### YOUR INSTRUCTIONS
Write out the listing below without alteration, omitting its pictures.

### DATA IN THIS EXERCISE
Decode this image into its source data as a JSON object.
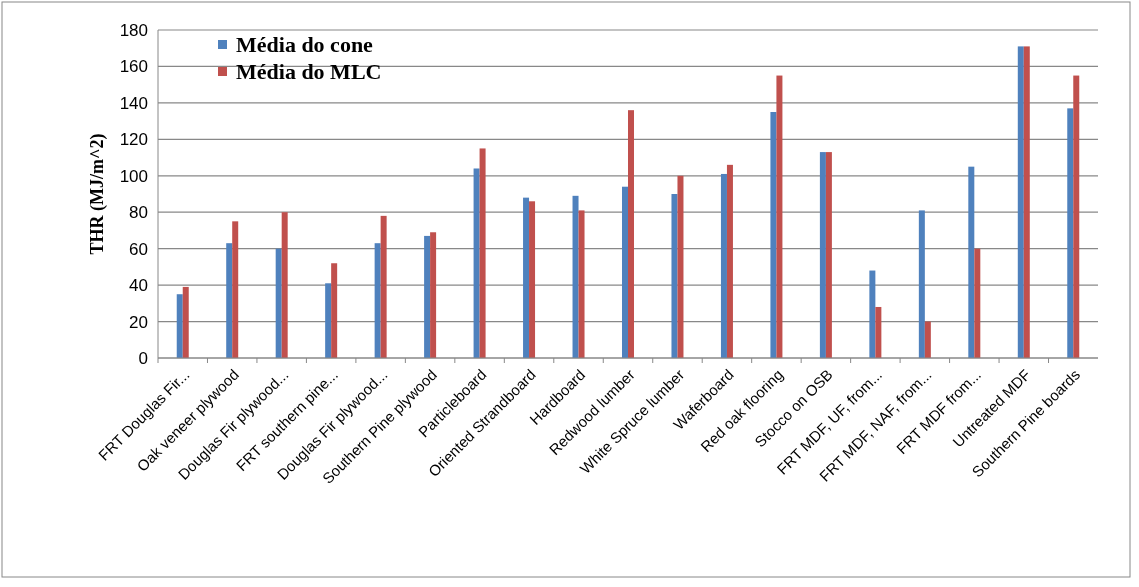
{
  "chart_data": {
    "type": "bar",
    "ylabel": "THR (MJ/m^2)",
    "categories": [
      "FRT Douglas Fir...",
      "Oak veneer plywood",
      "Douglas Fir plywood...",
      "FRT southern pine...",
      "Douglas Fir plywood...",
      "Southern Pine plywood",
      "Particleboard",
      "Oriented Strandboard",
      "Hardboard",
      "Redwood lumber",
      "White Spruce lumber",
      "Waferboard",
      "Red oak flooring",
      "Stocco on OSB",
      "FRT MDF, UF, from...",
      "FRT MDF, NAF, from...",
      "FRT MDF from...",
      "Untreated MDF",
      "Southern Pine boards"
    ],
    "series": [
      {
        "name": "Média do cone",
        "color": "#4f81bd",
        "values": [
          35,
          63,
          60,
          41,
          63,
          67,
          104,
          88,
          89,
          94,
          90,
          101,
          135,
          113,
          48,
          81,
          105,
          171,
          137
        ]
      },
      {
        "name": "Média do MLC",
        "color": "#c0504d",
        "values": [
          39,
          75,
          80,
          52,
          78,
          69,
          115,
          86,
          81,
          136,
          100,
          106,
          155,
          113,
          28,
          20,
          60,
          171,
          155
        ]
      }
    ],
    "ylim": [
      0,
      180
    ],
    "yticks": [
      0,
      20,
      40,
      60,
      80,
      100,
      120,
      140,
      160,
      180
    ],
    "grid": "y",
    "legend": "top left"
  }
}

### THE RESPONSE
Decode this image into its source data as a JSON object.
{
  "chart_data": {
    "type": "bar",
    "ylabel": "THR (MJ/m^2)",
    "categories": [
      "FRT Douglas Fir...",
      "Oak veneer plywood",
      "Douglas Fir plywood...",
      "FRT southern pine...",
      "Douglas Fir plywood...",
      "Southern Pine plywood",
      "Particleboard",
      "Oriented Strandboard",
      "Hardboard",
      "Redwood lumber",
      "White Spruce lumber",
      "Waferboard",
      "Red oak flooring",
      "Stocco on OSB",
      "FRT MDF, UF, from...",
      "FRT MDF, NAF, from...",
      "FRT MDF from...",
      "Untreated MDF",
      "Southern Pine boards"
    ],
    "series": [
      {
        "name": "Média do cone",
        "color": "#4f81bd",
        "values": [
          35,
          63,
          60,
          41,
          63,
          67,
          104,
          88,
          89,
          94,
          90,
          101,
          135,
          113,
          48,
          81,
          105,
          171,
          137
        ]
      },
      {
        "name": "Média do MLC",
        "color": "#c0504d",
        "values": [
          39,
          75,
          80,
          52,
          78,
          69,
          115,
          86,
          81,
          136,
          100,
          106,
          155,
          113,
          28,
          20,
          60,
          171,
          155
        ]
      }
    ],
    "ylim": [
      0,
      180
    ],
    "yticks": [
      0,
      20,
      40,
      60,
      80,
      100,
      120,
      140,
      160,
      180
    ],
    "grid": "y",
    "legend": "top left"
  }
}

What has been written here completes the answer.